— Directive —
Retype the material word for word.

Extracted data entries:
[BEGIN]
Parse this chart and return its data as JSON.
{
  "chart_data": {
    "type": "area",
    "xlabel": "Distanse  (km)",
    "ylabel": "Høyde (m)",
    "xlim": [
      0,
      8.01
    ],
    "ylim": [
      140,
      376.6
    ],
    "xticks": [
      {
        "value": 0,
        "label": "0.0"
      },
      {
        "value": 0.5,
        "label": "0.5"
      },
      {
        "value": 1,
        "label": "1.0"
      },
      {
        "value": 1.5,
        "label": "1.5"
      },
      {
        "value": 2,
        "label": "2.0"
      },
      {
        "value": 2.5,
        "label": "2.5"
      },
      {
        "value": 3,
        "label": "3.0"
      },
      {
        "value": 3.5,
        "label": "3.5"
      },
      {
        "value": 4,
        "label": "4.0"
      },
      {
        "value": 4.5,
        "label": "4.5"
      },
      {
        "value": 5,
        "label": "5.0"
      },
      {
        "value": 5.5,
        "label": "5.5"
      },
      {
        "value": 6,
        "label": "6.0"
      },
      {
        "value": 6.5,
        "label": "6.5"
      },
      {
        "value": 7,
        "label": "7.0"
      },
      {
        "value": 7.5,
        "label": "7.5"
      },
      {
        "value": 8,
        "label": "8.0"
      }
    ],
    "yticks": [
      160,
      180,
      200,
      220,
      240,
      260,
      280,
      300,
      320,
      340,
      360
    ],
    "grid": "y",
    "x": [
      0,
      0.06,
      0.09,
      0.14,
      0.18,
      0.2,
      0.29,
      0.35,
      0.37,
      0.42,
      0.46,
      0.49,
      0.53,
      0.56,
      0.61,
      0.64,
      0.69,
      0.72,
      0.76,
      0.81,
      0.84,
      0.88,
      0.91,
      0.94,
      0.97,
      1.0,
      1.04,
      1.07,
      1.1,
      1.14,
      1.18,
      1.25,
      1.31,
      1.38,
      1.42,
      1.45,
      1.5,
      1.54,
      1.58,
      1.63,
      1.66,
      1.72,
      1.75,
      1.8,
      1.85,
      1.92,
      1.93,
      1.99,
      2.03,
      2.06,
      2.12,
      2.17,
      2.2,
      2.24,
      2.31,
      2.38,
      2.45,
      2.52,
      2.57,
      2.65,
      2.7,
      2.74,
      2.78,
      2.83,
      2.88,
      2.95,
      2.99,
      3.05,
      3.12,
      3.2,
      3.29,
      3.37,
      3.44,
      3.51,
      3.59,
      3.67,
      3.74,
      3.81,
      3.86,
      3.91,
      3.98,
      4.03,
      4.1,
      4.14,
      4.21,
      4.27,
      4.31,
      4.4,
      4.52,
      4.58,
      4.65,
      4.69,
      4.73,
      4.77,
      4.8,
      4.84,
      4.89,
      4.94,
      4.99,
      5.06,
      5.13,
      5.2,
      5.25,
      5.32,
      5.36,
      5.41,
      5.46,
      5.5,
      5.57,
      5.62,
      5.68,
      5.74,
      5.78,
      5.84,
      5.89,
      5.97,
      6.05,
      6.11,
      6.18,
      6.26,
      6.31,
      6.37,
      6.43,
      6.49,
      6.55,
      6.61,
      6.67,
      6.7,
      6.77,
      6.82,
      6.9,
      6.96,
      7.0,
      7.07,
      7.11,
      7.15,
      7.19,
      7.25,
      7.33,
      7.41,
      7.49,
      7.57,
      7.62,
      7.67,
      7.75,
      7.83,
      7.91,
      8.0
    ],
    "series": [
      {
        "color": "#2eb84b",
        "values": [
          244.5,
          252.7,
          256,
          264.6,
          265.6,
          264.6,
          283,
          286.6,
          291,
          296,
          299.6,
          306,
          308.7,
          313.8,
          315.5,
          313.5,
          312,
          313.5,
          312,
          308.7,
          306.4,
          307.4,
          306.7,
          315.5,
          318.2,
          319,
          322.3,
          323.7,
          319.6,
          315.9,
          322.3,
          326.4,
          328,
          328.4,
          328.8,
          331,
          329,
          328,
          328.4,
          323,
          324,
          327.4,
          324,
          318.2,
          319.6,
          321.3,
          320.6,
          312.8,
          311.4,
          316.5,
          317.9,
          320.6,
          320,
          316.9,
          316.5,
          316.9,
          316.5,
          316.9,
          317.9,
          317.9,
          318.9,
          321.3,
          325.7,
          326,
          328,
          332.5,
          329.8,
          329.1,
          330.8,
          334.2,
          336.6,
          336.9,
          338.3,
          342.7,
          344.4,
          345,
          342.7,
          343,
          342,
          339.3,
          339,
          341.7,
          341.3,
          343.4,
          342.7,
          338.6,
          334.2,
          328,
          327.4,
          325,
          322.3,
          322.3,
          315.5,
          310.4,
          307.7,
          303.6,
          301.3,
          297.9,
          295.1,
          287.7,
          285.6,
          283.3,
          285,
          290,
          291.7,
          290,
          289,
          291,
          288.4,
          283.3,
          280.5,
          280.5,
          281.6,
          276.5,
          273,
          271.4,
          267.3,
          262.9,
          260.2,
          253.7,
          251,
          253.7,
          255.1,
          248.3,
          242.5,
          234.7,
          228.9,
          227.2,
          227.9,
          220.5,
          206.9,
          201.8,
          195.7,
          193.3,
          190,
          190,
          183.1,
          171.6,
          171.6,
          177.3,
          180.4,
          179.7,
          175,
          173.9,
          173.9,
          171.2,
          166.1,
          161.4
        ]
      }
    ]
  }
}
[END]
— Result below —
Parse this chart and return its data as JSON.
{
  "chart_data": {
    "type": "area",
    "xlabel": "Distanse  (km)",
    "ylabel": "Høyde (m)",
    "xlim": [
      0,
      8.01
    ],
    "ylim": [
      140,
      376.6
    ],
    "xticks": [
      {
        "value": 0,
        "label": "0.0"
      },
      {
        "value": 0.5,
        "label": "0.5"
      },
      {
        "value": 1,
        "label": "1.0"
      },
      {
        "value": 1.5,
        "label": "1.5"
      },
      {
        "value": 2,
        "label": "2.0"
      },
      {
        "value": 2.5,
        "label": "2.5"
      },
      {
        "value": 3,
        "label": "3.0"
      },
      {
        "value": 3.5,
        "label": "3.5"
      },
      {
        "value": 4,
        "label": "4.0"
      },
      {
        "value": 4.5,
        "label": "4.5"
      },
      {
        "value": 5,
        "label": "5.0"
      },
      {
        "value": 5.5,
        "label": "5.5"
      },
      {
        "value": 6,
        "label": "6.0"
      },
      {
        "value": 6.5,
        "label": "6.5"
      },
      {
        "value": 7,
        "label": "7.0"
      },
      {
        "value": 7.5,
        "label": "7.5"
      },
      {
        "value": 8,
        "label": "8.0"
      }
    ],
    "yticks": [
      160,
      180,
      200,
      220,
      240,
      260,
      280,
      300,
      320,
      340,
      360
    ],
    "grid": "y",
    "x": [
      0,
      0.06,
      0.09,
      0.14,
      0.18,
      0.2,
      0.29,
      0.35,
      0.37,
      0.42,
      0.46,
      0.49,
      0.53,
      0.56,
      0.61,
      0.64,
      0.69,
      0.72,
      0.76,
      0.81,
      0.84,
      0.88,
      0.91,
      0.94,
      0.97,
      1.0,
      1.04,
      1.07,
      1.1,
      1.14,
      1.18,
      1.25,
      1.31,
      1.38,
      1.42,
      1.45,
      1.5,
      1.54,
      1.58,
      1.63,
      1.66,
      1.72,
      1.75,
      1.8,
      1.85,
      1.92,
      1.93,
      1.99,
      2.03,
      2.06,
      2.12,
      2.17,
      2.2,
      2.24,
      2.31,
      2.38,
      2.45,
      2.52,
      2.57,
      2.65,
      2.7,
      2.74,
      2.78,
      2.83,
      2.88,
      2.95,
      2.99,
      3.05,
      3.12,
      3.2,
      3.29,
      3.37,
      3.44,
      3.51,
      3.59,
      3.67,
      3.74,
      3.81,
      3.86,
      3.91,
      3.98,
      4.03,
      4.1,
      4.14,
      4.21,
      4.27,
      4.31,
      4.4,
      4.52,
      4.58,
      4.65,
      4.69,
      4.73,
      4.77,
      4.8,
      4.84,
      4.89,
      4.94,
      4.99,
      5.06,
      5.13,
      5.2,
      5.25,
      5.32,
      5.36,
      5.41,
      5.46,
      5.5,
      5.57,
      5.62,
      5.68,
      5.74,
      5.78,
      5.84,
      5.89,
      5.97,
      6.05,
      6.11,
      6.18,
      6.26,
      6.31,
      6.37,
      6.43,
      6.49,
      6.55,
      6.61,
      6.67,
      6.7,
      6.77,
      6.82,
      6.9,
      6.96,
      7.0,
      7.07,
      7.11,
      7.15,
      7.19,
      7.25,
      7.33,
      7.41,
      7.49,
      7.57,
      7.62,
      7.67,
      7.75,
      7.83,
      7.91,
      8.0
    ],
    "series": [
      {
        "color": "#2eb84b",
        "values": [
          244.5,
          252.7,
          256,
          264.6,
          265.6,
          264.6,
          283,
          286.6,
          291,
          296,
          299.6,
          306,
          308.7,
          313.8,
          315.5,
          313.5,
          312,
          313.5,
          312,
          308.7,
          306.4,
          307.4,
          306.7,
          315.5,
          318.2,
          319,
          322.3,
          323.7,
          319.6,
          315.9,
          322.3,
          326.4,
          328,
          328.4,
          328.8,
          331,
          329,
          328,
          328.4,
          323,
          324,
          327.4,
          324,
          318.2,
          319.6,
          321.3,
          320.6,
          312.8,
          311.4,
          316.5,
          317.9,
          320.6,
          320,
          316.9,
          316.5,
          316.9,
          316.5,
          316.9,
          317.9,
          317.9,
          318.9,
          321.3,
          325.7,
          326,
          328,
          332.5,
          329.8,
          329.1,
          330.8,
          334.2,
          336.6,
          336.9,
          338.3,
          342.7,
          344.4,
          345,
          342.7,
          343,
          342,
          339.3,
          339,
          341.7,
          341.3,
          343.4,
          342.7,
          338.6,
          334.2,
          328,
          327.4,
          325,
          322.3,
          322.3,
          315.5,
          310.4,
          307.7,
          303.6,
          301.3,
          297.9,
          295.1,
          287.7,
          285.6,
          283.3,
          285,
          290,
          291.7,
          290,
          289,
          291,
          288.4,
          283.3,
          280.5,
          280.5,
          281.6,
          276.5,
          273,
          271.4,
          267.3,
          262.9,
          260.2,
          253.7,
          251,
          253.7,
          255.1,
          248.3,
          242.5,
          234.7,
          228.9,
          227.2,
          227.9,
          220.5,
          206.9,
          201.8,
          195.7,
          193.3,
          190,
          190,
          183.1,
          171.6,
          171.6,
          177.3,
          180.4,
          179.7,
          175,
          173.9,
          173.9,
          171.2,
          166.1,
          161.4
        ]
      }
    ]
  }
}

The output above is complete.